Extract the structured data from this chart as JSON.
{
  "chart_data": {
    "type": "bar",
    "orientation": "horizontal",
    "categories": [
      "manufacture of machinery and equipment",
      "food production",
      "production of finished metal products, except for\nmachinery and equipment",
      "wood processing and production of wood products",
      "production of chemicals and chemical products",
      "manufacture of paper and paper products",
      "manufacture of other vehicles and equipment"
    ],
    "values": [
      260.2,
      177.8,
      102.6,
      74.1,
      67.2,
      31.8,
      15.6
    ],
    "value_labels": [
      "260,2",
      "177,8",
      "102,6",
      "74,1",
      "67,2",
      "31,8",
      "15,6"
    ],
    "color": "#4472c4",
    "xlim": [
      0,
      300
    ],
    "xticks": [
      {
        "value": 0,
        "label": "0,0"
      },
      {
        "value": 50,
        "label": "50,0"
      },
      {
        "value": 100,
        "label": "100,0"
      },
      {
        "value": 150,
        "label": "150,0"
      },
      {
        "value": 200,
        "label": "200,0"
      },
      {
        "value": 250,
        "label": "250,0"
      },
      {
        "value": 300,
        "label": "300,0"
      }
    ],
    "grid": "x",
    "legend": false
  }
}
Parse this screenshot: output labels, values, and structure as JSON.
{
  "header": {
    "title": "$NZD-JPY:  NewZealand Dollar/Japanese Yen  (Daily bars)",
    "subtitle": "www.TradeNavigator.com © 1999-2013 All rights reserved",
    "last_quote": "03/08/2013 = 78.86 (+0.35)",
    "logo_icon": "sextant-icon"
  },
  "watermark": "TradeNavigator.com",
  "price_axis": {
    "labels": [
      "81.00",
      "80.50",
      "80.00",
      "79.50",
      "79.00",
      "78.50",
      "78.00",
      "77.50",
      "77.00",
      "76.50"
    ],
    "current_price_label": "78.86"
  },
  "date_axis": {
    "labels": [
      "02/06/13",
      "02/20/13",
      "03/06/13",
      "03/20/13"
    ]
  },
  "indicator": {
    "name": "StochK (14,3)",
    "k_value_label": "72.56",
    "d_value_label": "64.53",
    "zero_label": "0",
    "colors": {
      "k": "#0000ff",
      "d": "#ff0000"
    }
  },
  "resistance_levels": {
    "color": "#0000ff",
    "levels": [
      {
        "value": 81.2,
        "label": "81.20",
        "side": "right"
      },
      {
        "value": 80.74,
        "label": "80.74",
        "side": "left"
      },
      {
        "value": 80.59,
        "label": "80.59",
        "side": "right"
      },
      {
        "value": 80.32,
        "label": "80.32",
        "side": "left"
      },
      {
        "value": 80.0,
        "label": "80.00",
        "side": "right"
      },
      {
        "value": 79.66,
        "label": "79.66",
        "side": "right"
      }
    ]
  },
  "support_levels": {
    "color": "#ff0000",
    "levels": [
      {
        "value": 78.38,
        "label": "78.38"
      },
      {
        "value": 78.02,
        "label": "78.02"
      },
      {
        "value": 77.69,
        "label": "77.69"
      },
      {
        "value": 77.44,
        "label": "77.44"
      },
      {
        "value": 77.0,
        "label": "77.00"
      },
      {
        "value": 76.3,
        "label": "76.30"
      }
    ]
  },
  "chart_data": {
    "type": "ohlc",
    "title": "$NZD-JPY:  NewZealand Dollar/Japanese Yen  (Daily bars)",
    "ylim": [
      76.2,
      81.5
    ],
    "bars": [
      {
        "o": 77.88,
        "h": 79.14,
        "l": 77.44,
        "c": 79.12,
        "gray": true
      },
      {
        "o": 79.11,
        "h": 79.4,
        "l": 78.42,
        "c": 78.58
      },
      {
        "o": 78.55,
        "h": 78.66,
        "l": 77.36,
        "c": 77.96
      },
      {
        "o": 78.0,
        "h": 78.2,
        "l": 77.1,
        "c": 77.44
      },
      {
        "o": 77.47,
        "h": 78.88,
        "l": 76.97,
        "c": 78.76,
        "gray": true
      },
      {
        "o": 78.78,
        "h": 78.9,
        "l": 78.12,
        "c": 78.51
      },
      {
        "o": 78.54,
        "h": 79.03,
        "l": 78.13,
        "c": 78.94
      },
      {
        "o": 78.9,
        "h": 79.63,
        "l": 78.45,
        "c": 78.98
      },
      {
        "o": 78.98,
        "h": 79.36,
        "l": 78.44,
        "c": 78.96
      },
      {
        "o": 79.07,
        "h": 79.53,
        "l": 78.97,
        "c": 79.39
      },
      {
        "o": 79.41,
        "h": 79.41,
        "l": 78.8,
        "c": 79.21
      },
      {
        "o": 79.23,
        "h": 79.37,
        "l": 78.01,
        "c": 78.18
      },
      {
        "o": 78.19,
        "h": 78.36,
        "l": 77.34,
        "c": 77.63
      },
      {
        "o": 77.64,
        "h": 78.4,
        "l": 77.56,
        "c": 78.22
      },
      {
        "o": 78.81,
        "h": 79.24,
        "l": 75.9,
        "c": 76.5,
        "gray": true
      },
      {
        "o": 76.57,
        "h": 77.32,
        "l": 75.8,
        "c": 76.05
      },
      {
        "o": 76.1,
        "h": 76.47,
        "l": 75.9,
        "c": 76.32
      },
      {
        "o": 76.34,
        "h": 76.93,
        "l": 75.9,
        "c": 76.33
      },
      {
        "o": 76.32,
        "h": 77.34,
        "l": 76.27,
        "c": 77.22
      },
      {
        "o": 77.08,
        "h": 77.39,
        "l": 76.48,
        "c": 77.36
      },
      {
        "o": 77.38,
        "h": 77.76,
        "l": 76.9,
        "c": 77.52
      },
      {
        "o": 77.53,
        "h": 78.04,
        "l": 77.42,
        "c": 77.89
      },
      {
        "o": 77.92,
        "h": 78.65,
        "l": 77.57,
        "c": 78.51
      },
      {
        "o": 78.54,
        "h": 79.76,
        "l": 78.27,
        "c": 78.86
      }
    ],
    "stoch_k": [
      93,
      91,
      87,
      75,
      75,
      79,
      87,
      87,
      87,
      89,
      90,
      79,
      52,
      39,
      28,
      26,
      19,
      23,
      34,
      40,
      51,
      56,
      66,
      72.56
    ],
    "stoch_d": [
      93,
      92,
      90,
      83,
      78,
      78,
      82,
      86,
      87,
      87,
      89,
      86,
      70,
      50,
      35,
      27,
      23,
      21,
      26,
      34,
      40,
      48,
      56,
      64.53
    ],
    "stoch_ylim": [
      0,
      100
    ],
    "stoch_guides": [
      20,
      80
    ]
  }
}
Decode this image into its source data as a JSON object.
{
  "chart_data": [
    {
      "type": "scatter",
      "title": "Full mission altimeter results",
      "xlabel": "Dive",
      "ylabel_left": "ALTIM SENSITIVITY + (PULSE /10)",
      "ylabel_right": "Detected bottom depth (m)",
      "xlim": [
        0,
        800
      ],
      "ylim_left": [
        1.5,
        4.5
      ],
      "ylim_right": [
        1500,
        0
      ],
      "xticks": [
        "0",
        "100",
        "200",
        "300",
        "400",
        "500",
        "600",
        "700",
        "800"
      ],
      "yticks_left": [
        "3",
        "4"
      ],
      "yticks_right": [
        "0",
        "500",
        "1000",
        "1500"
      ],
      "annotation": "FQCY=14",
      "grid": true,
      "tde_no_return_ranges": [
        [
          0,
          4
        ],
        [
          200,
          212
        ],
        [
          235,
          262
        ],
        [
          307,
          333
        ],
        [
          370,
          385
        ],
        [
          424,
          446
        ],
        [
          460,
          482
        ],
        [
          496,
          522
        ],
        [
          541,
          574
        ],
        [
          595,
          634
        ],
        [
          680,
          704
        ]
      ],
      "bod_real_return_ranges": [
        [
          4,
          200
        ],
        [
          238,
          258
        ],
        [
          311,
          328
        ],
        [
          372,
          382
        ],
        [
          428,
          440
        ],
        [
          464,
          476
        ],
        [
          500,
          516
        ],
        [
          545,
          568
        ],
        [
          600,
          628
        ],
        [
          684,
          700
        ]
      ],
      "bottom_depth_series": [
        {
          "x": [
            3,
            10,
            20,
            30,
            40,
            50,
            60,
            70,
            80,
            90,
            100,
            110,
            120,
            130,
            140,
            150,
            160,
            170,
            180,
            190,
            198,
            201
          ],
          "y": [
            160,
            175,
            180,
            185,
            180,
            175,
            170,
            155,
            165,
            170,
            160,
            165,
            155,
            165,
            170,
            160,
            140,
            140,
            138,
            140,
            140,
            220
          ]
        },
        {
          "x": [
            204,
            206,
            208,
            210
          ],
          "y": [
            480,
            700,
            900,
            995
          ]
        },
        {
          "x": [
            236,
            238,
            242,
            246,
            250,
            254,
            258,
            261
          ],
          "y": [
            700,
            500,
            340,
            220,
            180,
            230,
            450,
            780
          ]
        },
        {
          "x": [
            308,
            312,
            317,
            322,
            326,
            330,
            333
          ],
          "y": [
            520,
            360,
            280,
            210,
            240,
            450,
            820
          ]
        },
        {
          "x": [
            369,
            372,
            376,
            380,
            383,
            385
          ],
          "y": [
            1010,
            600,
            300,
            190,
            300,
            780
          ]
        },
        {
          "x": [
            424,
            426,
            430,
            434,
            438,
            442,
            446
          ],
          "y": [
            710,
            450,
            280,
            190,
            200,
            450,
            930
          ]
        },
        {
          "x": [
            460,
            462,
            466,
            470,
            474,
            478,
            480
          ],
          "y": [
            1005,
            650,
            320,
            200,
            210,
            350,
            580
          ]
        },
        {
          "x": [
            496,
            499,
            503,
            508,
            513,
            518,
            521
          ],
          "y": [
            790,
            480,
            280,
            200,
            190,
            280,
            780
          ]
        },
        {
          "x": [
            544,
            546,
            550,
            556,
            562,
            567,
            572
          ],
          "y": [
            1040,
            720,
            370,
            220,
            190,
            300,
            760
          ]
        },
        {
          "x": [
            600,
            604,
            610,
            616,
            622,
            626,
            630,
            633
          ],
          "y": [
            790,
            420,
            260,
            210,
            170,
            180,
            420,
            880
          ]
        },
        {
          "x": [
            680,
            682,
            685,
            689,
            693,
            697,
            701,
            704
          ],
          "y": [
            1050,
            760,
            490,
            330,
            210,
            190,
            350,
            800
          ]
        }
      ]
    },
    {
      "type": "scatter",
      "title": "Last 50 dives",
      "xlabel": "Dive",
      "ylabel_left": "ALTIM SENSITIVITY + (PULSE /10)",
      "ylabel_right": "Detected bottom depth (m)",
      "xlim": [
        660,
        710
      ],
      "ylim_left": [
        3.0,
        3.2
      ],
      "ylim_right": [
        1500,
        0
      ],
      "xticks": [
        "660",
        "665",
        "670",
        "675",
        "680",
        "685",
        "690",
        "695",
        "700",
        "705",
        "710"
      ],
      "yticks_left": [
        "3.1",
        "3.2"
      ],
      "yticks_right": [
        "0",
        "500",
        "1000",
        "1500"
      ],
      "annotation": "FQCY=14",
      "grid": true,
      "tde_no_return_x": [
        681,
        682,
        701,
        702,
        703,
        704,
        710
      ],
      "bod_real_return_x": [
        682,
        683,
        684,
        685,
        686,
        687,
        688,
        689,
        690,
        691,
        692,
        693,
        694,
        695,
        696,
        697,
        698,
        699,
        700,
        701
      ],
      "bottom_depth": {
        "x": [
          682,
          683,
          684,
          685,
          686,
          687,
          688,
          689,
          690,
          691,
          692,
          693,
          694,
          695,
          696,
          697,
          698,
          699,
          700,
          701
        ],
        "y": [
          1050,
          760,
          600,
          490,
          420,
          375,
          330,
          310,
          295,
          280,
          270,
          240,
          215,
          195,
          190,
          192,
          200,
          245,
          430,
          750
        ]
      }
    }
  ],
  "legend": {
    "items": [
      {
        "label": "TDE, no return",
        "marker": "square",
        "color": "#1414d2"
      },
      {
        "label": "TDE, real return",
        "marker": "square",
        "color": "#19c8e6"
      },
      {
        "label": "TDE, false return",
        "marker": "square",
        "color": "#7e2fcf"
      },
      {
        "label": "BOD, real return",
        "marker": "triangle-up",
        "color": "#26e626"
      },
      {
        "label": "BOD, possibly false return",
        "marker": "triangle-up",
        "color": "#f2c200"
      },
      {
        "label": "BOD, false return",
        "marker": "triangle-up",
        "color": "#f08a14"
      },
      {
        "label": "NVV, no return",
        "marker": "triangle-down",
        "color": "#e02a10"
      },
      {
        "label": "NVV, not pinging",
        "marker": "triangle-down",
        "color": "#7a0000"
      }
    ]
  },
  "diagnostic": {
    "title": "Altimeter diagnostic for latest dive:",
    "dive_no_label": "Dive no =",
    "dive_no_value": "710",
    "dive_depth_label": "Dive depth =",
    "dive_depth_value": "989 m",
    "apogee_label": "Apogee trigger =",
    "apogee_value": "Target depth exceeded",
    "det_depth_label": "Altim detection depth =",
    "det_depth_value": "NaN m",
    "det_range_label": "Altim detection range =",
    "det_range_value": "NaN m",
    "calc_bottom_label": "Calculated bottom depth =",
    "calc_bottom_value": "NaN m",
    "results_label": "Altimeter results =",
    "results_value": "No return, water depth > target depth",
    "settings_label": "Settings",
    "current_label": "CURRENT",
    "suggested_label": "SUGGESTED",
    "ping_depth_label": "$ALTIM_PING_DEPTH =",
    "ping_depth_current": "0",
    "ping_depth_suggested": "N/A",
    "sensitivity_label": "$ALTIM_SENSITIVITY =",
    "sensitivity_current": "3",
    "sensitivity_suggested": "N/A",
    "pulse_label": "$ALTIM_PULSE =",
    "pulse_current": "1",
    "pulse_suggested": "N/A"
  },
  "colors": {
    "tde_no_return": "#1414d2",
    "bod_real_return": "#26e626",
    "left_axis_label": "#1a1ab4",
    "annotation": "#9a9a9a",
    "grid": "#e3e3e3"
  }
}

***

• **Given problem**: Copy, from the material, each line that holds the string "values".

• **Answer**:
    "values": [
Parse this screenshot: output labels, values, and structure as JSON.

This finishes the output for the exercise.